_WHAT TO DO_: Restating the data word for word is all that is required.

_DATA SECTION_:
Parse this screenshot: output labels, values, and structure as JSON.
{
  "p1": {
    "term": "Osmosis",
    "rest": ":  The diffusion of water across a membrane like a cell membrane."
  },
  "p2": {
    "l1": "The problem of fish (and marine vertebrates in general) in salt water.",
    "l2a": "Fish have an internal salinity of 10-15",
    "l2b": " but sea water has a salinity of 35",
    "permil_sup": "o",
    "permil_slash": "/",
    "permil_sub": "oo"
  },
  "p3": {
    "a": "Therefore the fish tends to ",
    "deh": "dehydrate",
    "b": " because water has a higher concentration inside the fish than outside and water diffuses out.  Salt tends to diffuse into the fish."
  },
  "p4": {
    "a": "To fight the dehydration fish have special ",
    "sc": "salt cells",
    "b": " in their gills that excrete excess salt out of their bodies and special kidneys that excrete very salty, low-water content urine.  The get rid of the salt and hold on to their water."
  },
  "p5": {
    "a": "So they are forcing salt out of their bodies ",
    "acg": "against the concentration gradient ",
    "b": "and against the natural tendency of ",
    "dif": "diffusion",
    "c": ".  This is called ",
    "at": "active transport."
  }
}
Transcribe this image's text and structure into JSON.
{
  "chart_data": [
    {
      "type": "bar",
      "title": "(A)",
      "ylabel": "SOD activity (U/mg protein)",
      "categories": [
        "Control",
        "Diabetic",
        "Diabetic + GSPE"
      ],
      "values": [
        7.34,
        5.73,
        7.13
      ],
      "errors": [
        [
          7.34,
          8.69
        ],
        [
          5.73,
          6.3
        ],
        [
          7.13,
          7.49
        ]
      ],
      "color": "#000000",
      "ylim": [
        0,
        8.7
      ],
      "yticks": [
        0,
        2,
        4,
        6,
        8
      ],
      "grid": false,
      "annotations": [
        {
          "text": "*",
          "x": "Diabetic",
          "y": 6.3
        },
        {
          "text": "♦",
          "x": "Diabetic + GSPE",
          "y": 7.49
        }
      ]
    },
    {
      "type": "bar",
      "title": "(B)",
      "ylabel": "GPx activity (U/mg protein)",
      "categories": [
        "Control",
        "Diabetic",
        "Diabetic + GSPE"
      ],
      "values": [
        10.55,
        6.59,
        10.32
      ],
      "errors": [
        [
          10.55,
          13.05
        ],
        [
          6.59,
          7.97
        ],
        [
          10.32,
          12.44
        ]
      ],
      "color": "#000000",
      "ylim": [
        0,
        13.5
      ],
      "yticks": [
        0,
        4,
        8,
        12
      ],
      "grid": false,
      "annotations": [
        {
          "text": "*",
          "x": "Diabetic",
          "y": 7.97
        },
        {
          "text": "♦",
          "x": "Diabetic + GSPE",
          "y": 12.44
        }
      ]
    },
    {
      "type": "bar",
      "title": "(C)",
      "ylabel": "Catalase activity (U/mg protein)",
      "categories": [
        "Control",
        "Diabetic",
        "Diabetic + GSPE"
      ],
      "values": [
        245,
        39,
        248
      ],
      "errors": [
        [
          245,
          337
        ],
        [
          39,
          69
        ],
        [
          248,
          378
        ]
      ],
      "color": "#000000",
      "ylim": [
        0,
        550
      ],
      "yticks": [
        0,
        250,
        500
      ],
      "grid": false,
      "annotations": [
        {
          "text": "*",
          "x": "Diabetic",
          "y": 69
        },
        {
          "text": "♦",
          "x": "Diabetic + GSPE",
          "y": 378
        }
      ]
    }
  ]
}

_WRITTEN REPLY_:
Parse this screenshot: output labels, values, and structure as JSON.
{
  "p1": {
    "term": "Osmosis",
    "rest": ":  The diffusion of water across a membrane like a cell membrane."
  },
  "p2": {
    "l1": "The problem of fish (and marine vertebrates in general) in salt water.",
    "l2a": "Fish have an internal salinity of 10-15",
    "l2b": " but sea water has a salinity of 35",
    "permil_sup": "o",
    "permil_slash": "/",
    "permil_sub": "oo"
  },
  "p3": {
    "a": "Therefore the fish tends to ",
    "deh": "dehydrate",
    "b": " because water has a higher concentration inside the fish than outside and water diffuses out.  Salt tends to diffuse into the fish."
  },
  "p4": {
    "a": "To fight the dehydration fish have special ",
    "sc": "salt cells",
    "b": " in their gills that excrete excess salt out of their bodies and special kidneys that excrete very salty, low-water content urine.  The get rid of the salt and hold on to their water."
  },
  "p5": {
    "a": "So they are forcing salt out of their bodies ",
    "acg": "against the concentration gradient ",
    "b": "and against the natural tendency of ",
    "dif": "diffusion",
    "c": ".  This is called ",
    "at": "active transport."
  }
}
Transcribe this image's text and structure into JSON.
{
  "chart_data": [
    {
      "type": "bar",
      "title": "(A)",
      "ylabel": "SOD activity (U/mg protein)",
      "categories": [
        "Control",
        "Diabetic",
        "Diabetic + GSPE"
      ],
      "values": [
        7.34,
        5.73,
        7.13
      ],
      "errors": [
        [
          7.34,
          8.69
        ],
        [
          5.73,
          6.3
        ],
        [
          7.13,
          7.49
        ]
      ],
      "color": "#000000",
      "ylim": [
        0,
        8.7
      ],
      "yticks": [
        0,
        2,
        4,
        6,
        8
      ],
      "grid": false,
      "annotations": [
        {
          "text": "*",
          "x": "Diabetic",
          "y": 6.3
        },
        {
          "text": "♦",
          "x": "Diabetic + GSPE",
          "y": 7.49
        }
      ]
    },
    {
      "type": "bar",
      "title": "(B)",
      "ylabel": "GPx activity (U/mg protein)",
      "categories": [
        "Control",
        "Diabetic",
        "Diabetic + GSPE"
      ],
      "values": [
        10.55,
        6.59,
        10.32
      ],
      "errors": [
        [
          10.55,
          13.05
        ],
        [
          6.59,
          7.97
        ],
        [
          10.32,
          12.44
        ]
      ],
      "color": "#000000",
      "ylim": [
        0,
        13.5
      ],
      "yticks": [
        0,
        4,
        8,
        12
      ],
      "grid": false,
      "annotations": [
        {
          "text": "*",
          "x": "Diabetic",
          "y": 7.97
        },
        {
          "text": "♦",
          "x": "Diabetic + GSPE",
          "y": 12.44
        }
      ]
    },
    {
      "type": "bar",
      "title": "(C)",
      "ylabel": "Catalase activity (U/mg protein)",
      "categories": [
        "Control",
        "Diabetic",
        "Diabetic + GSPE"
      ],
      "values": [
        245,
        39,
        248
      ],
      "errors": [
        [
          245,
          337
        ],
        [
          39,
          69
        ],
        [
          248,
          378
        ]
      ],
      "color": "#000000",
      "ylim": [
        0,
        550
      ],
      "yticks": [
        0,
        250,
        500
      ],
      "grid": false,
      "annotations": [
        {
          "text": "*",
          "x": "Diabetic",
          "y": 69
        },
        {
          "text": "♦",
          "x": "Diabetic + GSPE",
          "y": 378
        }
      ]
    }
  ]
}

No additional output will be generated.